>> begin Data in this exercise

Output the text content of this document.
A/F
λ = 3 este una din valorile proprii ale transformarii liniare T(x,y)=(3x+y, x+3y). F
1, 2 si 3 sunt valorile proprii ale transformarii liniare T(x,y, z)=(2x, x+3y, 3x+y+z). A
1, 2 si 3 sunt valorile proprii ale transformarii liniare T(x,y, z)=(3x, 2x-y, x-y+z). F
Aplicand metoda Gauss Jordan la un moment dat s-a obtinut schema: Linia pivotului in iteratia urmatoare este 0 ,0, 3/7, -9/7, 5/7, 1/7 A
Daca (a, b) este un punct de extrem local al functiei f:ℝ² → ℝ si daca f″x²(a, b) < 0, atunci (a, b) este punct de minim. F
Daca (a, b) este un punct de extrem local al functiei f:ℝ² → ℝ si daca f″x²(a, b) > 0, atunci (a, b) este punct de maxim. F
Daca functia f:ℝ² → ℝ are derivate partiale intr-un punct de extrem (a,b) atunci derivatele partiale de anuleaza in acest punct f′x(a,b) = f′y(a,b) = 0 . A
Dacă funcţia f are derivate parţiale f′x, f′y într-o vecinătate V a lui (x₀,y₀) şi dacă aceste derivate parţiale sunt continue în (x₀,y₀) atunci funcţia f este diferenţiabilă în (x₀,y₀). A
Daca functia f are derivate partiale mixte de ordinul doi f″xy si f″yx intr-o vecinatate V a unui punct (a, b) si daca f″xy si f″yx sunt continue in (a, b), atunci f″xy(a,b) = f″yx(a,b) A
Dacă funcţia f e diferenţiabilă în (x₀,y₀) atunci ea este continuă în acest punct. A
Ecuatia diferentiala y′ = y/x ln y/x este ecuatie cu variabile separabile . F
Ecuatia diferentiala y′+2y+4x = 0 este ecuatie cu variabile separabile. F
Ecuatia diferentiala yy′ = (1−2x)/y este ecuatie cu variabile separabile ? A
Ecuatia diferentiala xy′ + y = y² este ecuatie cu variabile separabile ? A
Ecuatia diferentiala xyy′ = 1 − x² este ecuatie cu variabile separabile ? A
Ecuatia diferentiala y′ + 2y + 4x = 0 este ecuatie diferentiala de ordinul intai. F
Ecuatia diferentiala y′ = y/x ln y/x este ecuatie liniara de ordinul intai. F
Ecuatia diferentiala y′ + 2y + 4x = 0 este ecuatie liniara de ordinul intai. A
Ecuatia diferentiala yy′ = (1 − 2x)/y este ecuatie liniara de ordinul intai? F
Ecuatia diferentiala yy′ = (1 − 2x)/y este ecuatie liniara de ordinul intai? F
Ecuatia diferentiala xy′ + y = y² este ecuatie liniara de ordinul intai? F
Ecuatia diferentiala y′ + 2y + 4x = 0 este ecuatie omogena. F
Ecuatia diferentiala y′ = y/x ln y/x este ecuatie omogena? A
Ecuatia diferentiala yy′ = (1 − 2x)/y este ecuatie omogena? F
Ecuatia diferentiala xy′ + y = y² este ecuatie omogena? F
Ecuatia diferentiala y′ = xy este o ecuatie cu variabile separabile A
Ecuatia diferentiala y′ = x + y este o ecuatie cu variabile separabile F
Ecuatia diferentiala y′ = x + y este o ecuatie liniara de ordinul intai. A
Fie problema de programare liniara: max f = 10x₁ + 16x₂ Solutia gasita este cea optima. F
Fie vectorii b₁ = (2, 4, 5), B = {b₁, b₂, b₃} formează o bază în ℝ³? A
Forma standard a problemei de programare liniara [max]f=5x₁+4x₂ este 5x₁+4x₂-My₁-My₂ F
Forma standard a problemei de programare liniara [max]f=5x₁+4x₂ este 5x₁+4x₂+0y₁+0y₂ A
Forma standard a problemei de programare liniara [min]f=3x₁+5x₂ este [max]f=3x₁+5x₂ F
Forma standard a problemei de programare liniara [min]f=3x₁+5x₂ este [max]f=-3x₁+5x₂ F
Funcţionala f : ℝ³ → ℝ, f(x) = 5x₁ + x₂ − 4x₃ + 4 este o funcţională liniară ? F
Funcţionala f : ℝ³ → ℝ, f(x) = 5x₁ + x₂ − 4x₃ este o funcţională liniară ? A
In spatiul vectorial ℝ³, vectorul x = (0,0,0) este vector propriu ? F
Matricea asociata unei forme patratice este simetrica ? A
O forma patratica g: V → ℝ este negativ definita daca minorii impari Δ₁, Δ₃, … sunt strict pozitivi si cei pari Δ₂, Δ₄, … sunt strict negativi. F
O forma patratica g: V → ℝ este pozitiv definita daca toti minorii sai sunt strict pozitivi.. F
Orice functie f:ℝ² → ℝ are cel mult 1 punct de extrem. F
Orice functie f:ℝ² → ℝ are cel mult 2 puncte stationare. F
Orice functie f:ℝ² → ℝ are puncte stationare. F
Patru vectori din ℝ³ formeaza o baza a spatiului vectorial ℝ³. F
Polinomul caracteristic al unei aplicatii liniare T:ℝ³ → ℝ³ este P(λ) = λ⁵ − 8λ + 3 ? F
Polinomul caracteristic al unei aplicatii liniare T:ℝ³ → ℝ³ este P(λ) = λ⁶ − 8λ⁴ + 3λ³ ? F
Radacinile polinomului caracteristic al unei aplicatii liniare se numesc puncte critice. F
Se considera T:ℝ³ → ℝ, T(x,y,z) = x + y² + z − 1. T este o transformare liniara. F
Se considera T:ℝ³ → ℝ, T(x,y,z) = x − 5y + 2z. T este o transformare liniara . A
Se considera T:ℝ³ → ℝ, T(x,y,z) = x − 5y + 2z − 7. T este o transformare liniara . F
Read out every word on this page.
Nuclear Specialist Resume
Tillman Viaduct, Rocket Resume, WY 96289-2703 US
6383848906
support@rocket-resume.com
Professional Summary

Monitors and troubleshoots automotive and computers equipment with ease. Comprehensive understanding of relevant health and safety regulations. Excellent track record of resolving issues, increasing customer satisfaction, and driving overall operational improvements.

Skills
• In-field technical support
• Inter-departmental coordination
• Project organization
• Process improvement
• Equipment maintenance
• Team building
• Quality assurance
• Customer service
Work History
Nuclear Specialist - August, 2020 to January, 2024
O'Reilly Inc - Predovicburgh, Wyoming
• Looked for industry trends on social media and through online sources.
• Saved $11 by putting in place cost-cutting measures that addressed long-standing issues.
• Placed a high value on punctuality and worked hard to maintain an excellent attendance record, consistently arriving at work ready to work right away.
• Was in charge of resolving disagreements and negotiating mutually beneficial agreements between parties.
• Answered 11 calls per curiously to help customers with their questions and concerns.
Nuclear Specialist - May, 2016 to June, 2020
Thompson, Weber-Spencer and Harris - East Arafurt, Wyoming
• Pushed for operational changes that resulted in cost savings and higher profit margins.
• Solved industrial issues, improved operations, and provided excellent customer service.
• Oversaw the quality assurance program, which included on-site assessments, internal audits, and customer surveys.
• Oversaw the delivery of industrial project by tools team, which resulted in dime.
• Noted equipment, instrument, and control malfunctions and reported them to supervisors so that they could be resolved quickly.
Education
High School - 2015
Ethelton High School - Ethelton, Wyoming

>> end Data in this exercise

Task brief: Copy out each line above, character for character.

Written reply:
Output the text content of this document.
A/F
λ = 3 este una din valorile proprii ale transformarii liniare T(x,y)=(3x+y, x+3y). F
1, 2 si 3 sunt valorile proprii ale transformarii liniare T(x,y, z)=(2x, x+3y, 3x+y+z). A
1, 2 si 3 sunt valorile proprii ale transformarii liniare T(x,y, z)=(3x, 2x-y, x-y+z). F
Aplicand metoda Gauss Jordan la un moment dat s-a obtinut schema: Linia pivotului in iteratia urmatoare este 0 ,0, 3/7, -9/7, 5/7, 1/7 A
Daca (a, b) este un punct de extrem local al functiei f:ℝ² → ℝ si daca f″x²(a, b) < 0, atunci (a, b) este punct de minim. F
Daca (a, b) este un punct de extrem local al functiei f:ℝ² → ℝ si daca f″x²(a, b) > 0, atunci (a, b) este punct de maxim. F
Daca functia f:ℝ² → ℝ are derivate partiale intr-un punct de extrem (a,b) atunci derivatele partiale de anuleaza in acest punct f′x(a,b) = f′y(a,b) = 0 . A
Dacă funcţia f are derivate parţiale f′x, f′y într-o vecinătate V a lui (x₀,y₀) şi dacă aceste derivate parţiale sunt continue în (x₀,y₀) atunci funcţia f este diferenţiabilă în (x₀,y₀). A
Daca functia f are derivate partiale mixte de ordinul doi f″xy si f″yx intr-o vecinatate V a unui punct (a, b) si daca f″xy si f″yx sunt continue in (a, b), atunci f″xy(a,b) = f″yx(a,b) A
Dacă funcţia f e diferenţiabilă în (x₀,y₀) atunci ea este continuă în acest punct. A
Ecuatia diferentiala y′ = y/x ln y/x este ecuatie cu variabile separabile . F
Ecuatia diferentiala y′+2y+4x = 0 este ecuatie cu variabile separabile. F
Ecuatia diferentiala yy′ = (1−2x)/y este ecuatie cu variabile separabile ? A
Ecuatia diferentiala xy′ + y = y² este ecuatie cu variabile separabile ? A
Ecuatia diferentiala xyy′ = 1 − x² este ecuatie cu variabile separabile ? A
Ecuatia diferentiala y′ + 2y + 4x = 0 este ecuatie diferentiala de ordinul intai. F
Ecuatia diferentiala y′ = y/x ln y/x este ecuatie liniara de ordinul intai. F
Ecuatia diferentiala y′ + 2y + 4x = 0 este ecuatie liniara de ordinul intai. A
Ecuatia diferentiala yy′ = (1 − 2x)/y este ecuatie liniara de ordinul intai? F
Ecuatia diferentiala yy′ = (1 − 2x)/y este ecuatie liniara de ordinul intai? F
Ecuatia diferentiala xy′ + y = y² este ecuatie liniara de ordinul intai? F
Ecuatia diferentiala y′ + 2y + 4x = 0 este ecuatie omogena. F
Ecuatia diferentiala y′ = y/x ln y/x este ecuatie omogena? A
Ecuatia diferentiala yy′ = (1 − 2x)/y este ecuatie omogena? F
Ecuatia diferentiala xy′ + y = y² este ecuatie omogena? F
Ecuatia diferentiala y′ = xy este o ecuatie cu variabile separabile A
Ecuatia diferentiala y′ = x + y este o ecuatie cu variabile separabile F
Ecuatia diferentiala y′ = x + y este o ecuatie liniara de ordinul intai. A
Fie problema de programare liniara: max f = 10x₁ + 16x₂ Solutia gasita este cea optima. F
Fie vectorii b₁ = (2, 4, 5), B = {b₁, b₂, b₃} formează o bază în ℝ³? A
Forma standard a problemei de programare liniara [max]f=5x₁+4x₂ este 5x₁+4x₂-My₁-My₂ F
Forma standard a problemei de programare liniara [max]f=5x₁+4x₂ este 5x₁+4x₂+0y₁+0y₂ A
Forma standard a problemei de programare liniara [min]f=3x₁+5x₂ este [max]f=3x₁+5x₂ F
Forma standard a problemei de programare liniara [min]f=3x₁+5x₂ este [max]f=-3x₁+5x₂ F
Funcţionala f : ℝ³ → ℝ, f(x) = 5x₁ + x₂ − 4x₃ + 4 este o funcţională liniară ? F
Funcţionala f : ℝ³ → ℝ, f(x) = 5x₁ + x₂ − 4x₃ este o funcţională liniară ? A
In spatiul vectorial ℝ³, vectorul x = (0,0,0) este vector propriu ? F
Matricea asociata unei forme patratice este simetrica ? A
O forma patratica g: V → ℝ este negativ definita daca minorii impari Δ₁, Δ₃, … sunt strict pozitivi si cei pari Δ₂, Δ₄, … sunt strict negativi. F
O forma patratica g: V → ℝ este pozitiv definita daca toti minorii sai sunt strict pozitivi.. F
Orice functie f:ℝ² → ℝ are cel mult 1 punct de extrem. F
Orice functie f:ℝ² → ℝ are cel mult 2 puncte stationare. F
Orice functie f:ℝ² → ℝ are puncte stationare. F
Patru vectori din ℝ³ formeaza o baza a spatiului vectorial ℝ³. F
Polinomul caracteristic al unei aplicatii liniare T:ℝ³ → ℝ³ este P(λ) = λ⁵ − 8λ + 3 ? F
Polinomul caracteristic al unei aplicatii liniare T:ℝ³ → ℝ³ este P(λ) = λ⁶ − 8λ⁴ + 3λ³ ? F
Radacinile polinomului caracteristic al unei aplicatii liniare se numesc puncte critice. F
Se considera T:ℝ³ → ℝ, T(x,y,z) = x + y² + z − 1. T este o transformare liniara. F
Se considera T:ℝ³ → ℝ, T(x,y,z) = x − 5y + 2z. T este o transformare liniara . A
Se considera T:ℝ³ → ℝ, T(x,y,z) = x − 5y + 2z − 7. T este o transformare liniara . F
Read out every word on this page.
Nuclear Specialist Resume
Tillman Viaduct, Rocket Resume, WY 96289-2703 US
6383848906
support@rocket-resume.com
Professional Summary

Monitors and troubleshoots automotive and computers equipment with ease. Comprehensive understanding of relevant health and safety regulations. Excellent track record of resolving issues, increasing customer satisfaction, and driving overall operational improvements.

Skills
• In-field technical support
• Inter-departmental coordination
• Project organization
• Process improvement
• Equipment maintenance
• Team building
• Quality assurance
• Customer service
Work History
Nuclear Specialist - August, 2020 to January, 2024
O'Reilly Inc - Predovicburgh, Wyoming
• Looked for industry trends on social media and through online sources.
• Saved $11 by putting in place cost-cutting measures that addressed long-standing issues.
• Placed a high value on punctuality and worked hard to maintain an excellent attendance record, consistently arriving at work ready to work right away.
• Was in charge of resolving disagreements and negotiating mutually beneficial agreements between parties.
• Answered 11 calls per curiously to help customers with their questions and concerns.
Nuclear Specialist - May, 2016 to June, 2020
Thompson, Weber-Spencer and Harris - East Arafurt, Wyoming
• Pushed for operational changes that resulted in cost savings and higher profit margins.
• Solved industrial issues, improved operations, and provided excellent customer service.
• Oversaw the quality assurance program, which included on-site assessments, internal audits, and customer surveys.
• Oversaw the delivery of industrial project by tools team, which resulted in dime.
• Noted equipment, instrument, and control malfunctions and reported them to supervisors so that they could be resolved quickly.
Education
High School - 2015
Ethelton High School - Ethelton, Wyoming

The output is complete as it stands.